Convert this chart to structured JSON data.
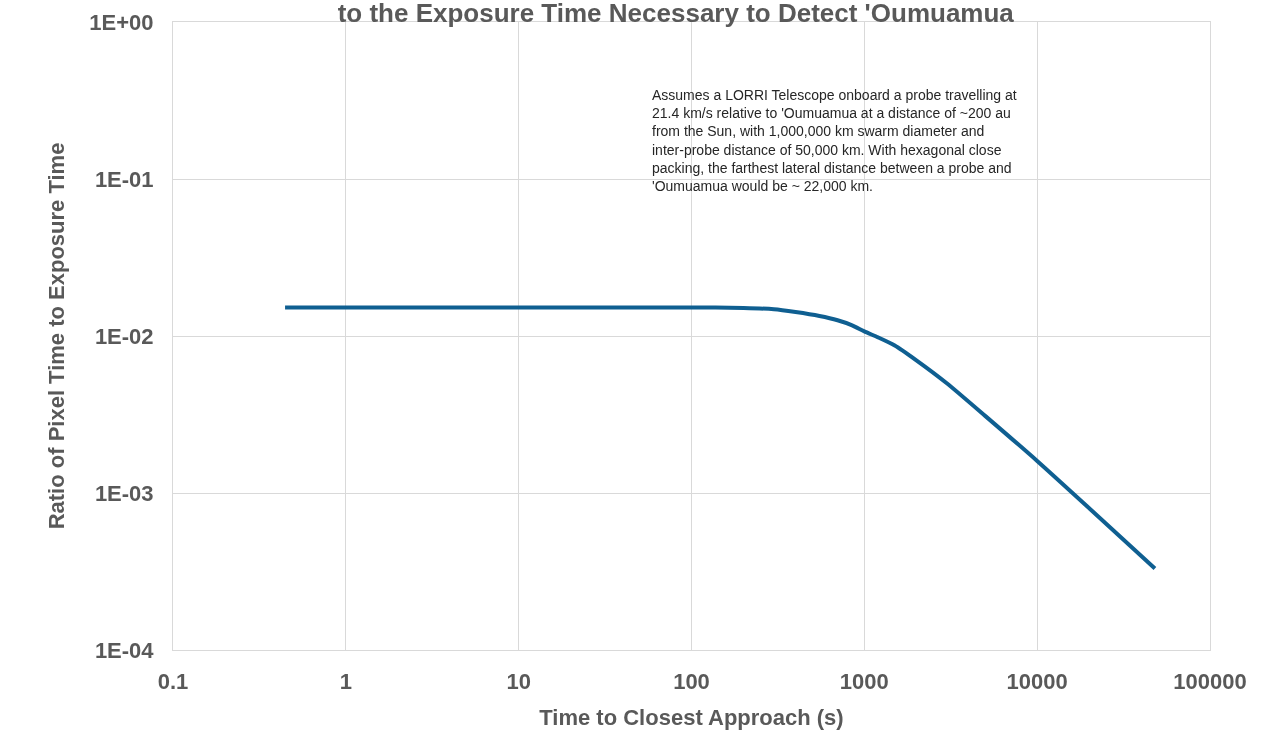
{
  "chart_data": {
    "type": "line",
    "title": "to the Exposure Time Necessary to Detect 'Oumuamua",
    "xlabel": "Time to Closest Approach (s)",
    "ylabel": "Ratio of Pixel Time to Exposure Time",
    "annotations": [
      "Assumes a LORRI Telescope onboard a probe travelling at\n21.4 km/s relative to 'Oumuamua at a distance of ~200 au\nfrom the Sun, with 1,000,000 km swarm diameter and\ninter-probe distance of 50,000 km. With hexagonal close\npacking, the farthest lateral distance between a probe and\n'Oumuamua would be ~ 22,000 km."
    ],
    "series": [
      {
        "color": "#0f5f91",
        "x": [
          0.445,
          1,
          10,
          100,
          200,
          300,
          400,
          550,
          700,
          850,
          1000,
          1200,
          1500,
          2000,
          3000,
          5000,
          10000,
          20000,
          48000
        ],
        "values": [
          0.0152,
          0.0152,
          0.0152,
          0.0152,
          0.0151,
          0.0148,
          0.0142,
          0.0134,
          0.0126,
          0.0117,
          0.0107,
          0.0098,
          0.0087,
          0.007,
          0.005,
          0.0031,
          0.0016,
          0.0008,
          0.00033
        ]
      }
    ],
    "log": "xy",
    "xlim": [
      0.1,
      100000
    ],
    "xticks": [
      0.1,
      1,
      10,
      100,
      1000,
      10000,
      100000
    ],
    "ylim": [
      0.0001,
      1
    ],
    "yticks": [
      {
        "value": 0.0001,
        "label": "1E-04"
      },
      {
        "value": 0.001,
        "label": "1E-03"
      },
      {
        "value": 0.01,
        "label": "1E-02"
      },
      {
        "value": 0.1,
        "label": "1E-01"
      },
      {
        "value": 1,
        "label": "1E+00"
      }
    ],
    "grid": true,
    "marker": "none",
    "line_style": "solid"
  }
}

---*---

**GIVEN TASK**
Choose all lines containing the string "Oumuamua" and copy them out.

**THE REPLY**
    "title": "to the Exposure Time Necessary to Detect 'Oumuamua",
      "Assumes a LORRI Telescope onboard a probe travelling at\n21.4 km/s relative to 'Oumuamua at a distance of ~200 au\nfrom the Sun, with 1,000,000 km swarm diameter and\ninter-probe distance of 50,000 km. With hexagonal close\npacking, the farthest lateral distance between a probe and\n'Oumuamua would be ~ 22,000 km."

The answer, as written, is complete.